#### PROBLEM STATEMENT:
Lines containing the word "this" should be extracted in full.

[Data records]
┌────────

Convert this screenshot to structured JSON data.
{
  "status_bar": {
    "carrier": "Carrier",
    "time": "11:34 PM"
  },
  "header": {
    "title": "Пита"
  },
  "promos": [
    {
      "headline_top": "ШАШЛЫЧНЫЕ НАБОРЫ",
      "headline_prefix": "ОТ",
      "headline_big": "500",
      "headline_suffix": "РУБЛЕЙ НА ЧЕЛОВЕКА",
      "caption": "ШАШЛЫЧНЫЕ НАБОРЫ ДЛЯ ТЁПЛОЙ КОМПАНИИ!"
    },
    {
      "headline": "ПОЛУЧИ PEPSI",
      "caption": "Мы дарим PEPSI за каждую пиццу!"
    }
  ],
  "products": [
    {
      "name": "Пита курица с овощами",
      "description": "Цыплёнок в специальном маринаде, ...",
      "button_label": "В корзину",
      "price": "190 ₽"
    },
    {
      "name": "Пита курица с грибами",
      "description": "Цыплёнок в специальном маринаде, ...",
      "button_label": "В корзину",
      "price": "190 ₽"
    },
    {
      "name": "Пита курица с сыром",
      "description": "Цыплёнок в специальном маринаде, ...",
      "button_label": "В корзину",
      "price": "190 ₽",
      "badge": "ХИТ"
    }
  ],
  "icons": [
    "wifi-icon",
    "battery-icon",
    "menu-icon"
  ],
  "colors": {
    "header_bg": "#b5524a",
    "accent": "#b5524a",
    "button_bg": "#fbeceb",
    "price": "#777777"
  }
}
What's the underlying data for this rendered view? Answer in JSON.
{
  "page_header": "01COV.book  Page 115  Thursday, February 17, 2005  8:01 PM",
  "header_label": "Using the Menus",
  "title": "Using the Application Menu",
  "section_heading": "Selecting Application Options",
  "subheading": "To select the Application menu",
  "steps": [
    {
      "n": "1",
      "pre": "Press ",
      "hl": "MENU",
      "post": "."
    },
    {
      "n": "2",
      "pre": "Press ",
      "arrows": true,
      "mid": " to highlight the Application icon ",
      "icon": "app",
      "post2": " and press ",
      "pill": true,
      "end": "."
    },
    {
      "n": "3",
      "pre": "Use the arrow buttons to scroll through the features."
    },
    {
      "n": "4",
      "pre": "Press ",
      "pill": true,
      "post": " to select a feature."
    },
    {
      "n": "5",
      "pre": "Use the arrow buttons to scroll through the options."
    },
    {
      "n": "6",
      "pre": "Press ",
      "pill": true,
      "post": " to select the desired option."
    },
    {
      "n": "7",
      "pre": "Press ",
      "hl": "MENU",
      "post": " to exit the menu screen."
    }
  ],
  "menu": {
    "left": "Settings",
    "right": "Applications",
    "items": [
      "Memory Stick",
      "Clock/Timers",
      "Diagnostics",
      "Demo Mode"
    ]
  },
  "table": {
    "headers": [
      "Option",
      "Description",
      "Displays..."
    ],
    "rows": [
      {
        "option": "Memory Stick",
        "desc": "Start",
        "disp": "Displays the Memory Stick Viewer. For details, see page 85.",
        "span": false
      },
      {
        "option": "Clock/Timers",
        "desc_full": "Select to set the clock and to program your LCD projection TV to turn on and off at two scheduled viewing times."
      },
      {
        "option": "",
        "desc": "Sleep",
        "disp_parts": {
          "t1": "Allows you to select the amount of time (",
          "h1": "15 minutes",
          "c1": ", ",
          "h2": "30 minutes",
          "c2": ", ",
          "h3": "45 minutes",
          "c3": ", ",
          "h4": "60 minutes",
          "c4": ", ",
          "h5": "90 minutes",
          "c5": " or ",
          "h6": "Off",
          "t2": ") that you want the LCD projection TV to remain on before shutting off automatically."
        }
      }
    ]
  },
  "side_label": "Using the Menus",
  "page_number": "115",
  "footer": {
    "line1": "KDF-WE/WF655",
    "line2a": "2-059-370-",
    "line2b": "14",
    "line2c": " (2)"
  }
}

└────────

#### EXERCISE RESPONSE:
Convert this screenshot to structured JSON data.
What's the underlying data for this rendered view? Answer in JSON.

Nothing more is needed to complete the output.